◆ WHAT YOU NEED TO DO
Looking at the data below, count the lines that contain the string "Forecast". Write only the total.

◆ ◆ ◆ ◆ ◆ ◆ ◆

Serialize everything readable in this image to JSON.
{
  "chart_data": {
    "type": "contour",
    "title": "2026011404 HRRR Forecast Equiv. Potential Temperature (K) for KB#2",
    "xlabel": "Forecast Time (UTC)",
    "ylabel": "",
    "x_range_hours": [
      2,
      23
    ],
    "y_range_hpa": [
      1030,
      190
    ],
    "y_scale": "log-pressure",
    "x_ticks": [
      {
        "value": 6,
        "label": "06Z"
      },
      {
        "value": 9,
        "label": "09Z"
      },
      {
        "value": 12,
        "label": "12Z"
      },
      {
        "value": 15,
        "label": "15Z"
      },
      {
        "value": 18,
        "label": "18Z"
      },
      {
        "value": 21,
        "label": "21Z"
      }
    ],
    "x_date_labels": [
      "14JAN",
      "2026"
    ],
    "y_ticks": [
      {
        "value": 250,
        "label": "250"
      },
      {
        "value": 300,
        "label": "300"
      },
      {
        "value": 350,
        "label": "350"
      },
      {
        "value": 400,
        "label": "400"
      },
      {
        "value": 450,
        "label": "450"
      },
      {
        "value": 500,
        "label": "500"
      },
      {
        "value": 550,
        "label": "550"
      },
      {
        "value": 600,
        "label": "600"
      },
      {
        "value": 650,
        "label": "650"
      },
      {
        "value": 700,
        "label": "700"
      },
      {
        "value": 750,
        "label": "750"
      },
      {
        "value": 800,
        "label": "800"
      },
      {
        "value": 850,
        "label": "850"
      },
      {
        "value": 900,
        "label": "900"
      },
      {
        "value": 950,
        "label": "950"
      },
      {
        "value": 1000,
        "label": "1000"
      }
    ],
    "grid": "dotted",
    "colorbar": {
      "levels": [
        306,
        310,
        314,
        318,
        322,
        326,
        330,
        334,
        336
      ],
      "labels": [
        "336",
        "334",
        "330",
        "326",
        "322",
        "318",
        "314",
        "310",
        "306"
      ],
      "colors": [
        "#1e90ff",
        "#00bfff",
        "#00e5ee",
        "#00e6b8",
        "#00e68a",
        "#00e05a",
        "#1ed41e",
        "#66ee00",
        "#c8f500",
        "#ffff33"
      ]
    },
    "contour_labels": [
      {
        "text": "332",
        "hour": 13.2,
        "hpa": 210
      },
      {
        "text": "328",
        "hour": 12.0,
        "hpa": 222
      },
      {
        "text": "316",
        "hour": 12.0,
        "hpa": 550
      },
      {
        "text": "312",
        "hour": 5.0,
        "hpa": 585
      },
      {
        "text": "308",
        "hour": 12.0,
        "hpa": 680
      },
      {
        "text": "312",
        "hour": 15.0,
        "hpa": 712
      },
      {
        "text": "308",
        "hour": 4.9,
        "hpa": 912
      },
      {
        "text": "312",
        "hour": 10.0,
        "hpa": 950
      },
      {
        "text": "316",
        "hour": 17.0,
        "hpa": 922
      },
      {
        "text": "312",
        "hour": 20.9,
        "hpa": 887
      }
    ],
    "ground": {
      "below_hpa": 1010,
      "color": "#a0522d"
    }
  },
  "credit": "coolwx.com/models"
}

◆ ◆ ◆ ◆ ◆ ◆ ◆

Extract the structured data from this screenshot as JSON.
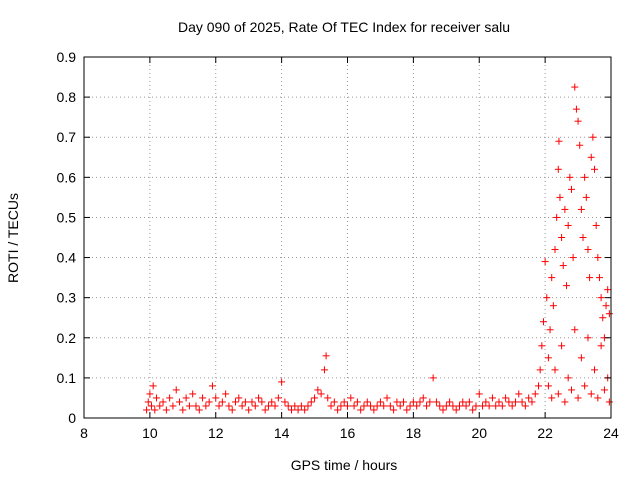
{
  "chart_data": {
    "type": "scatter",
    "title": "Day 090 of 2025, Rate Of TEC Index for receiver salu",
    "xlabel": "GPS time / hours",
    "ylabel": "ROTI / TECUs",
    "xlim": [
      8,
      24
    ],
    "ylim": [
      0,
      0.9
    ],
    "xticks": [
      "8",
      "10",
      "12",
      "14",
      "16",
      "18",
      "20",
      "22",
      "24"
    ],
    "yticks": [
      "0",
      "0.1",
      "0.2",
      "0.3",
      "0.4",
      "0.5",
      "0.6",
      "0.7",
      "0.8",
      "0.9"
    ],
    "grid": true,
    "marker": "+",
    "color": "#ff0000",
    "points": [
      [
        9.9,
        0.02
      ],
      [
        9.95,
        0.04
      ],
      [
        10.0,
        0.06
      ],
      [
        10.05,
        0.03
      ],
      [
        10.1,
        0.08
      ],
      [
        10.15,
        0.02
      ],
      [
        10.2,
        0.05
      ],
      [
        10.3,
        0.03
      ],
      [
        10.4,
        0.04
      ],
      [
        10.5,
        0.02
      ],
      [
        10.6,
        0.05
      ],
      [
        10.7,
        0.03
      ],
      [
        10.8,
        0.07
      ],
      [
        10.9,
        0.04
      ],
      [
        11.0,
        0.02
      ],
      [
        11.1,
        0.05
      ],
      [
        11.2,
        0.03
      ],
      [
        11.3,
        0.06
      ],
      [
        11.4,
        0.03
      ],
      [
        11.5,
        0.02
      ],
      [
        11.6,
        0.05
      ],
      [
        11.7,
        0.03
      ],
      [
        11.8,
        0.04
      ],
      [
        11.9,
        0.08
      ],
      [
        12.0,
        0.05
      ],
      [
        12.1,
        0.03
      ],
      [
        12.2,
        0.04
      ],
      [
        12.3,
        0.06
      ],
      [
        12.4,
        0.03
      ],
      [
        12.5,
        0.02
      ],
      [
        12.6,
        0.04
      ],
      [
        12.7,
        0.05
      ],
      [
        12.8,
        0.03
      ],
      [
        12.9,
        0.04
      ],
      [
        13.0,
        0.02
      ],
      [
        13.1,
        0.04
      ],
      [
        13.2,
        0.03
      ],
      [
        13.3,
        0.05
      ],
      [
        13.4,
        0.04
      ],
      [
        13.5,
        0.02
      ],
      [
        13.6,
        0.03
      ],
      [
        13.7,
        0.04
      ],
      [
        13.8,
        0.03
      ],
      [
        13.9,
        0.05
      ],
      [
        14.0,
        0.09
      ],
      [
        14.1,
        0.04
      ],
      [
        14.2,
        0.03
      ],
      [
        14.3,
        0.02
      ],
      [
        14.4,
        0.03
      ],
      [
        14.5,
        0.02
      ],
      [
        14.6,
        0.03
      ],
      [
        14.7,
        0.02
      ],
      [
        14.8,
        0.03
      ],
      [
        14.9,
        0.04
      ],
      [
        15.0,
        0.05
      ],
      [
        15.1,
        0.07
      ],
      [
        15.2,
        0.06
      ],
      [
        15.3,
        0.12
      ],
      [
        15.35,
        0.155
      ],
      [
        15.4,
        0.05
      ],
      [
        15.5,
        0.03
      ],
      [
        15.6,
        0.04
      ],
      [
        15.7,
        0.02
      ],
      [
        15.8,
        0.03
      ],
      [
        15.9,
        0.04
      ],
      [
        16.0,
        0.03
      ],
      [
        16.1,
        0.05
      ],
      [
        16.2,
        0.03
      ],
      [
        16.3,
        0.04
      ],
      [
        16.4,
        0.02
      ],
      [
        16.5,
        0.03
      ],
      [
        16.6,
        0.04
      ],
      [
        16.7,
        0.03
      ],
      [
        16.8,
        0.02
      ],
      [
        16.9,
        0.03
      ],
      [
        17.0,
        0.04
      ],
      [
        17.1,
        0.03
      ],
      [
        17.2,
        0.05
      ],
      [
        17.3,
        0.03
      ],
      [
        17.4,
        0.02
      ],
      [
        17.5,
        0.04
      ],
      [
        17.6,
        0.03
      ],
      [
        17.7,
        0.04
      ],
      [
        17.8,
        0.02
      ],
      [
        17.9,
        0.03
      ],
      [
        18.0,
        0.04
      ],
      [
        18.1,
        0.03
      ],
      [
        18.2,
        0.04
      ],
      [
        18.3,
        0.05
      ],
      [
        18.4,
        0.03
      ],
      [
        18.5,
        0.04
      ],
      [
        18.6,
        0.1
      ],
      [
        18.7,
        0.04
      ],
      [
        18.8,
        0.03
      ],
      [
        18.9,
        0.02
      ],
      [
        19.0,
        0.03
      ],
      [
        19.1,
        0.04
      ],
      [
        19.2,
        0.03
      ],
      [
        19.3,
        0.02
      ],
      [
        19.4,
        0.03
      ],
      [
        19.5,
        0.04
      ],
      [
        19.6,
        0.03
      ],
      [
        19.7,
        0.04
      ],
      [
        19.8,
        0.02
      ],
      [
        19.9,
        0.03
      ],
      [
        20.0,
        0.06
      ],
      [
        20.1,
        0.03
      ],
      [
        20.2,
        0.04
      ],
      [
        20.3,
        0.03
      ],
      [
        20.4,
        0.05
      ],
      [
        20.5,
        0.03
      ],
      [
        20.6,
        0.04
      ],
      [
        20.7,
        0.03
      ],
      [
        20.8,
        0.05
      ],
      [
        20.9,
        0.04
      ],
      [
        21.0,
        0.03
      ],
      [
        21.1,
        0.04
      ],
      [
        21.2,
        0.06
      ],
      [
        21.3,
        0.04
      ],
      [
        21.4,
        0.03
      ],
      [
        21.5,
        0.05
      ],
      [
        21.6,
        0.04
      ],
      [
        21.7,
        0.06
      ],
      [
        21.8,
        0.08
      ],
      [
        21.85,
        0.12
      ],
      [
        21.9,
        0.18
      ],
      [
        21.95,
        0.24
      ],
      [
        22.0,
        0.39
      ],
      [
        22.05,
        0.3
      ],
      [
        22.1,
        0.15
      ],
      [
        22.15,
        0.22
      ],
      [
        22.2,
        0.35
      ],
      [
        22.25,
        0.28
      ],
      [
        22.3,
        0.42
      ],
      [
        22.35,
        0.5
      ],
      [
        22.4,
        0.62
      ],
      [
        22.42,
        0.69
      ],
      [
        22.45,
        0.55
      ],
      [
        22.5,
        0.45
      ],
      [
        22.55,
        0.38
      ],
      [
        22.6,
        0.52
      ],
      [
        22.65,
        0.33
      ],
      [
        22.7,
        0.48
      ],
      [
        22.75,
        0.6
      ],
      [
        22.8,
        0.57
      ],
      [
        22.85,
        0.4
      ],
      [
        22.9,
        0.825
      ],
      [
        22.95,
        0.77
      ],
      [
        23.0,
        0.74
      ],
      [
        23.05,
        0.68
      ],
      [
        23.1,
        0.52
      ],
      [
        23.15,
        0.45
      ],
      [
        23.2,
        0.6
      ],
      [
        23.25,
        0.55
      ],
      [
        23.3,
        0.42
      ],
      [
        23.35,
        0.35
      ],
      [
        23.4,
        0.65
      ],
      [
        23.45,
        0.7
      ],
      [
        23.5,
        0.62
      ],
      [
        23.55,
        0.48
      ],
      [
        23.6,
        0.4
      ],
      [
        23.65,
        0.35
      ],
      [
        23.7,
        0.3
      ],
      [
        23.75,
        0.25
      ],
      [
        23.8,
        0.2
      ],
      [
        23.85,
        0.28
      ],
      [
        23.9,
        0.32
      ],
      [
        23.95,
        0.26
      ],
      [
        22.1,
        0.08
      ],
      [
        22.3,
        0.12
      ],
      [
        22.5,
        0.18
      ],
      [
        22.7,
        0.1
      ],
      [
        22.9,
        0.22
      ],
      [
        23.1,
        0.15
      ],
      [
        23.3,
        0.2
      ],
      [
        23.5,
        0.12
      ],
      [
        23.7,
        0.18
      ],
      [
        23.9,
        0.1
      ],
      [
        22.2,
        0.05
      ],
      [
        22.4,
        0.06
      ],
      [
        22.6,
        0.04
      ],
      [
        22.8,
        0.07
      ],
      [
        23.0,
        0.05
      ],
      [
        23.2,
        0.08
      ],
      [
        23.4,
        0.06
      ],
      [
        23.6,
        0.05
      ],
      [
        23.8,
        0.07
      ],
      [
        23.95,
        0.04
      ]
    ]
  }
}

◆ ◆ ◆ ◆ ◆ ◆ ◆

◆ RESPONSE BELOW
2